_What to do_.
Exclude the pictures, then repeat the remaining data exactly.

——————

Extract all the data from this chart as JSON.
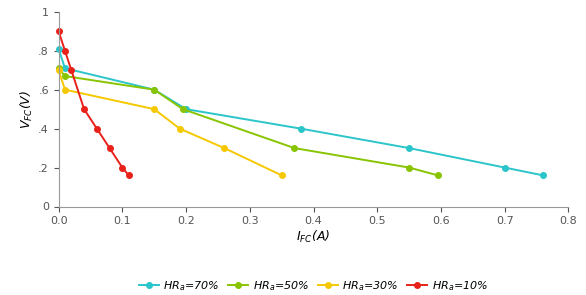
{
  "title": "",
  "xlabel": "$I_{FC}$(A)",
  "ylabel": "$V_{FC}$(V)",
  "xlim": [
    0,
    0.8
  ],
  "ylim": [
    0,
    1.0
  ],
  "xticks": [
    0.0,
    0.1,
    0.2,
    0.3,
    0.4,
    0.5,
    0.6,
    0.7,
    0.8
  ],
  "yticks": [
    0,
    0.2,
    0.4,
    0.6,
    0.8,
    1
  ],
  "ytick_labels": [
    "0",
    ".2",
    ".4",
    ".6",
    ".8",
    "1"
  ],
  "series": [
    {
      "label": "$HR_{a}$=70%",
      "color": "#2BC5CA",
      "marker": "o",
      "markersize": 4,
      "x": [
        0.0,
        0.01,
        0.15,
        0.2,
        0.38,
        0.55,
        0.7,
        0.76
      ],
      "y": [
        0.81,
        0.71,
        0.6,
        0.5,
        0.4,
        0.3,
        0.2,
        0.16
      ]
    },
    {
      "label": "$HR_{a}$=50%",
      "color": "#88C400",
      "marker": "o",
      "markersize": 4,
      "x": [
        0.0,
        0.01,
        0.15,
        0.195,
        0.37,
        0.55,
        0.595
      ],
      "y": [
        0.71,
        0.67,
        0.6,
        0.5,
        0.3,
        0.2,
        0.16
      ]
    },
    {
      "label": "$HR_{a}$=30%",
      "color": "#F5C800",
      "marker": "o",
      "markersize": 4,
      "x": [
        0.0,
        0.01,
        0.15,
        0.19,
        0.26,
        0.35
      ],
      "y": [
        0.7,
        0.6,
        0.5,
        0.4,
        0.3,
        0.16
      ]
    },
    {
      "label": "$HR_{a}$=10%",
      "color": "#E8211A",
      "marker": "o",
      "markersize": 4,
      "x": [
        0.0,
        0.01,
        0.02,
        0.04,
        0.06,
        0.08,
        0.1,
        0.11
      ],
      "y": [
        0.9,
        0.8,
        0.7,
        0.5,
        0.4,
        0.3,
        0.2,
        0.16
      ]
    }
  ],
  "legend_ncol": 4,
  "legend_fontsize": 8,
  "axis_fontsize": 9,
  "tick_fontsize": 8,
  "background_color": "#ffffff"
}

——————

_Exercise result_.
Extract all the data from this chart as JSON.
{
  "title": "",
  "xlabel": "$I_{FC}$(A)",
  "ylabel": "$V_{FC}$(V)",
  "xlim": [
    0,
    0.8
  ],
  "ylim": [
    0,
    1.0
  ],
  "xticks": [
    0.0,
    0.1,
    0.2,
    0.3,
    0.4,
    0.5,
    0.6,
    0.7,
    0.8
  ],
  "yticks": [
    0,
    0.2,
    0.4,
    0.6,
    0.8,
    1
  ],
  "ytick_labels": [
    "0",
    ".2",
    ".4",
    ".6",
    ".8",
    "1"
  ],
  "series": [
    {
      "label": "$HR_{a}$=70%",
      "color": "#2BC5CA",
      "marker": "o",
      "markersize": 4,
      "x": [
        0.0,
        0.01,
        0.15,
        0.2,
        0.38,
        0.55,
        0.7,
        0.76
      ],
      "y": [
        0.81,
        0.71,
        0.6,
        0.5,
        0.4,
        0.3,
        0.2,
        0.16
      ]
    },
    {
      "label": "$HR_{a}$=50%",
      "color": "#88C400",
      "marker": "o",
      "markersize": 4,
      "x": [
        0.0,
        0.01,
        0.15,
        0.195,
        0.37,
        0.55,
        0.595
      ],
      "y": [
        0.71,
        0.67,
        0.6,
        0.5,
        0.3,
        0.2,
        0.16
      ]
    },
    {
      "label": "$HR_{a}$=30%",
      "color": "#F5C800",
      "marker": "o",
      "markersize": 4,
      "x": [
        0.0,
        0.01,
        0.15,
        0.19,
        0.26,
        0.35
      ],
      "y": [
        0.7,
        0.6,
        0.5,
        0.4,
        0.3,
        0.16
      ]
    },
    {
      "label": "$HR_{a}$=10%",
      "color": "#E8211A",
      "marker": "o",
      "markersize": 4,
      "x": [
        0.0,
        0.01,
        0.02,
        0.04,
        0.06,
        0.08,
        0.1,
        0.11
      ],
      "y": [
        0.9,
        0.8,
        0.7,
        0.5,
        0.4,
        0.3,
        0.2,
        0.16
      ]
    }
  ],
  "legend_ncol": 4,
  "legend_fontsize": 8,
  "axis_fontsize": 9,
  "tick_fontsize": 8,
  "background_color": "#ffffff"
}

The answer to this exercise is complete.